» EXERCISE REQUIREMENTS
Lines that hold the string "screenshot" are to be counted; give only their number.

» TASK INPUT
►

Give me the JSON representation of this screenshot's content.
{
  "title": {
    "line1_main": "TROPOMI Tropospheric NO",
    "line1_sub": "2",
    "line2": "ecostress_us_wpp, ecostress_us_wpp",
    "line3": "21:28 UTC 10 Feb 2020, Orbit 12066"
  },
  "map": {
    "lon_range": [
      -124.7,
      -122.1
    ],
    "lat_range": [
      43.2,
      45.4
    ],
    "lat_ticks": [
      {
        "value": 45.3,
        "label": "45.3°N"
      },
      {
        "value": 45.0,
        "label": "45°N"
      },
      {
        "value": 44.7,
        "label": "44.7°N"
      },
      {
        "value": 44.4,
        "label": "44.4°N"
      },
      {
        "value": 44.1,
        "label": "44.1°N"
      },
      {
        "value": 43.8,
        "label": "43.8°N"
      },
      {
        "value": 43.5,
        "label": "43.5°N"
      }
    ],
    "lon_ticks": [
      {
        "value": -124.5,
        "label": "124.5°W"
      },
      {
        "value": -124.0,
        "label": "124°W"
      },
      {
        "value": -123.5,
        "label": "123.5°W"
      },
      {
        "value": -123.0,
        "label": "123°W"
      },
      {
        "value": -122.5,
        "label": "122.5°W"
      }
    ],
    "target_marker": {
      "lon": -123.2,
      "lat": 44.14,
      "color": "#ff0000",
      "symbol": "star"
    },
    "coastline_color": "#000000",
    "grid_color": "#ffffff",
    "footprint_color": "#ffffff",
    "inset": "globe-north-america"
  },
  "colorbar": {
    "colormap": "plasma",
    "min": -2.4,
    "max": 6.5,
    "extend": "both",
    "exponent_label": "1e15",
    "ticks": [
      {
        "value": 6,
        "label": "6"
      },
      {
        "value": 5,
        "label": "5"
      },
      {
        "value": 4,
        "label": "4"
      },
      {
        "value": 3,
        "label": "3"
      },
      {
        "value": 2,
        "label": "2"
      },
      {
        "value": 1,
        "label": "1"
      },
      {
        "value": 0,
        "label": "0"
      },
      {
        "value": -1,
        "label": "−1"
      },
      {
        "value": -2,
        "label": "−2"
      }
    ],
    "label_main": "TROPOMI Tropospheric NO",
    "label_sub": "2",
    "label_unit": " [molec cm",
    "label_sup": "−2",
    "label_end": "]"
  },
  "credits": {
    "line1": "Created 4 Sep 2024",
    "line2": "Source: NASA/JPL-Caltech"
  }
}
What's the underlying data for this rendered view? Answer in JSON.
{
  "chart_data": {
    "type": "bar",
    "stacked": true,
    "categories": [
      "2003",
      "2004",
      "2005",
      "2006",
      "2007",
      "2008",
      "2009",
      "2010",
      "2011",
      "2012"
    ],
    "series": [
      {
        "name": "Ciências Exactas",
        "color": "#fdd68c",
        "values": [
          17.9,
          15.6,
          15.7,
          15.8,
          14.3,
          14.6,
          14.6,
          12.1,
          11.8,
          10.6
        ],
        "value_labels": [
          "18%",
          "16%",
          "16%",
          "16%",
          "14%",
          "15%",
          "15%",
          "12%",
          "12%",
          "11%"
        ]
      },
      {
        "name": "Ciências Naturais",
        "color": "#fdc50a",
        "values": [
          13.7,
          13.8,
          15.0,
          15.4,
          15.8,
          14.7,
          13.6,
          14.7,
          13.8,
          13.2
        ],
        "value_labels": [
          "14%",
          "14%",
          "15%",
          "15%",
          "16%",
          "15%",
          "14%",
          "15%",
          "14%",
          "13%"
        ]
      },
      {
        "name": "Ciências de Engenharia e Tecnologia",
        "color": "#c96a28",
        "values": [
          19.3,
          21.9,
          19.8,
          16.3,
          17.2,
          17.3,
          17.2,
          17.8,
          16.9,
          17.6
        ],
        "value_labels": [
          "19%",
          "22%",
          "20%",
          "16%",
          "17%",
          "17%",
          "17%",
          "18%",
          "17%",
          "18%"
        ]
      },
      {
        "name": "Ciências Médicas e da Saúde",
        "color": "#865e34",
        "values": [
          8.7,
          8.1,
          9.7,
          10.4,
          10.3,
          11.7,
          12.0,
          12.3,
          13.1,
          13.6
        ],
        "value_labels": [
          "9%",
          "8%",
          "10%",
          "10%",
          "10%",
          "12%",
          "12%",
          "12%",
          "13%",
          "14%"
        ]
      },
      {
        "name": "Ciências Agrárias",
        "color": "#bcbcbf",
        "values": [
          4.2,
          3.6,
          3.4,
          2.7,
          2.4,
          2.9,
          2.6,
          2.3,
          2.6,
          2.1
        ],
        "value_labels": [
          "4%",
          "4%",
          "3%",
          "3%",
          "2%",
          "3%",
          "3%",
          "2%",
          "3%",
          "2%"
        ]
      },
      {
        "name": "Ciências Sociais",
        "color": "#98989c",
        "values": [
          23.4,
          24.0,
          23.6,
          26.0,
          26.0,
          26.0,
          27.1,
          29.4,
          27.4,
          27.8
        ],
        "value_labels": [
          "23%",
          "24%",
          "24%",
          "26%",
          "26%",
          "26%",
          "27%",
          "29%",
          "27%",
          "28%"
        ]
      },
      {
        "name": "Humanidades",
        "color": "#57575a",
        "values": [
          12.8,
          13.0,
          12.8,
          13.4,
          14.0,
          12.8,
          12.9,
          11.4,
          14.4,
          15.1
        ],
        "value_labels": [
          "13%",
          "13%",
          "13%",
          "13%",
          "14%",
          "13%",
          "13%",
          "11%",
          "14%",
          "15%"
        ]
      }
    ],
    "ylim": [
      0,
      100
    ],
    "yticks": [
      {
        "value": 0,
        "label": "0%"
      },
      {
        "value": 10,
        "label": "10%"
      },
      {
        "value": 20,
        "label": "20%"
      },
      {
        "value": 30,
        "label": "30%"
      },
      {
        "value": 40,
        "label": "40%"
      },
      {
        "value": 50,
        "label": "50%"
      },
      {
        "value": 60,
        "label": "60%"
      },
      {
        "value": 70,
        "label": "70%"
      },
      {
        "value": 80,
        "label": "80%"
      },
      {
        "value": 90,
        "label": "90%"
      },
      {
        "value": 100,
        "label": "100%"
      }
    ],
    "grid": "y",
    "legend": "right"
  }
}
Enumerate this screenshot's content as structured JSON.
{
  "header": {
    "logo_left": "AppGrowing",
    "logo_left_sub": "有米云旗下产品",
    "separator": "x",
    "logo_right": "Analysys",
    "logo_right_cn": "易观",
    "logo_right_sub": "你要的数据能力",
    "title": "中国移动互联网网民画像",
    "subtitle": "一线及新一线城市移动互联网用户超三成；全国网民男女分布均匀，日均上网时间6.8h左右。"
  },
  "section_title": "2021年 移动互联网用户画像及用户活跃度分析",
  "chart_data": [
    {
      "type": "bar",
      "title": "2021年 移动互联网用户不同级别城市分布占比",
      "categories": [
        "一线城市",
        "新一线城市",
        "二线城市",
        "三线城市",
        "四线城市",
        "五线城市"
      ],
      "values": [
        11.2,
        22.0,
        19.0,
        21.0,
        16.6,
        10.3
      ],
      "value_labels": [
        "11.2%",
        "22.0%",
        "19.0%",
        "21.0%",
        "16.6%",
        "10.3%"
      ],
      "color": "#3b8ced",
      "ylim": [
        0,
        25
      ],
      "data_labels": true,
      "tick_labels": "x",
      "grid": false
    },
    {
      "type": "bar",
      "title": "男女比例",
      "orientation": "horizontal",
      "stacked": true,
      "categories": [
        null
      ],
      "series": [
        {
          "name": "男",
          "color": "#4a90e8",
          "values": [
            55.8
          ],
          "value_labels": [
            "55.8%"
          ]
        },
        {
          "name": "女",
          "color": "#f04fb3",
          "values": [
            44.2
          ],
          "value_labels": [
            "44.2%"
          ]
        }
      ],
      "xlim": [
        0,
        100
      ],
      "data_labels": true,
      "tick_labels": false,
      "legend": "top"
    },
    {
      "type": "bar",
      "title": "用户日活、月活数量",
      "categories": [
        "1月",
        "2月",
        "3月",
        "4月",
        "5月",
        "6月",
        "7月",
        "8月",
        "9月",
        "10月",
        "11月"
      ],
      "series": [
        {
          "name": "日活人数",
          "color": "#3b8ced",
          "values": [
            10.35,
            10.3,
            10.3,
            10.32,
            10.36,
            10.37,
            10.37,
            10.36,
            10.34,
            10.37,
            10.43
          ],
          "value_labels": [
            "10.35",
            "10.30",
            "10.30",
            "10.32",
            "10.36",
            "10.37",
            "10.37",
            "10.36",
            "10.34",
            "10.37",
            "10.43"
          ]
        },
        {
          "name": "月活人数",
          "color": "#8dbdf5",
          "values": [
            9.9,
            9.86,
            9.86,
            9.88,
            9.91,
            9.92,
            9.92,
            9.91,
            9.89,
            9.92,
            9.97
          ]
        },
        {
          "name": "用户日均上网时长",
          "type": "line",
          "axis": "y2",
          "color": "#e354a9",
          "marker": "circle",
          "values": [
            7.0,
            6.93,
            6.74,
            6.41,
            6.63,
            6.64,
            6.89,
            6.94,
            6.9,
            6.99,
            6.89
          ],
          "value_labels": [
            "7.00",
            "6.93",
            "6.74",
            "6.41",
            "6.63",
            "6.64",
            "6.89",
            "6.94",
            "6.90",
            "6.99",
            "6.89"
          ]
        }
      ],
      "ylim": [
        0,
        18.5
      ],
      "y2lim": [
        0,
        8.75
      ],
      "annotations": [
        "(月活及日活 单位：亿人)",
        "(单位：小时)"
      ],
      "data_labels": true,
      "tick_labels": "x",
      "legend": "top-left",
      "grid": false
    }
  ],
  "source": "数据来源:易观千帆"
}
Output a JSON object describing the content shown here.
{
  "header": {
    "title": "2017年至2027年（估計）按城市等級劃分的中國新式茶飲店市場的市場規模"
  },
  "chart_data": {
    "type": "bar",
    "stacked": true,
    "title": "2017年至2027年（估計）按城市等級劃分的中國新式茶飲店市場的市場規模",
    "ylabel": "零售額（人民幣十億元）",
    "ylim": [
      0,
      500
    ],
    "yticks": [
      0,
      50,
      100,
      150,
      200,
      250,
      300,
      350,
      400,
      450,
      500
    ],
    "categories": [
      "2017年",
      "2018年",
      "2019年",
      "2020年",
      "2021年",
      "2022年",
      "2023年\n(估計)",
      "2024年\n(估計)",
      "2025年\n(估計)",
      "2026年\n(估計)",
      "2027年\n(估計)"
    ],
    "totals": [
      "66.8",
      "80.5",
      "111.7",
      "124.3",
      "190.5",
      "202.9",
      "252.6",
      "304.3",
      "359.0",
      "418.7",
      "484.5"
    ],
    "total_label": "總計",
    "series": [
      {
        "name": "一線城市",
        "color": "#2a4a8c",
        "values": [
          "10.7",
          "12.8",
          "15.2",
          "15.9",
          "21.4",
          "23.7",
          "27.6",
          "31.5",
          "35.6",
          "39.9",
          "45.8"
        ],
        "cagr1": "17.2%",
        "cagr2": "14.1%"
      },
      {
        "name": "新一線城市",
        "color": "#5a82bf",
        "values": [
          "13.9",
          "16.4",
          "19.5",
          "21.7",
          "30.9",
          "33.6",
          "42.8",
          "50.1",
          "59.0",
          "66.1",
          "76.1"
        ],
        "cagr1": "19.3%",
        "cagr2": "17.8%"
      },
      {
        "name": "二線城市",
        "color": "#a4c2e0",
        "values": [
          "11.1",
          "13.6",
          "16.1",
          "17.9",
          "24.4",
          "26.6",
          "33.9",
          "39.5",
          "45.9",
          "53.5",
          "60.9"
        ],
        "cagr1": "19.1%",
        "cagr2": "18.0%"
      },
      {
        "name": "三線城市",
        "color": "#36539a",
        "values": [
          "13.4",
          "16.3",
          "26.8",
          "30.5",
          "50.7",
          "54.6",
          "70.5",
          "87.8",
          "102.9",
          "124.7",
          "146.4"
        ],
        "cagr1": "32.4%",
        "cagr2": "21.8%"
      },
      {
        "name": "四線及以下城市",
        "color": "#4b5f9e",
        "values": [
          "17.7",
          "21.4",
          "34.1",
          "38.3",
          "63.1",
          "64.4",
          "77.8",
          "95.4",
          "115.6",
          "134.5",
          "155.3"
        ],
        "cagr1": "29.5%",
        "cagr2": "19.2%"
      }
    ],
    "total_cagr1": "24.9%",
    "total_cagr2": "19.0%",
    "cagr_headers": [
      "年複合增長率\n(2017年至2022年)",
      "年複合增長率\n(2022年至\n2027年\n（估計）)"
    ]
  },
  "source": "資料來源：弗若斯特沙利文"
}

◄

» THE RESULT
2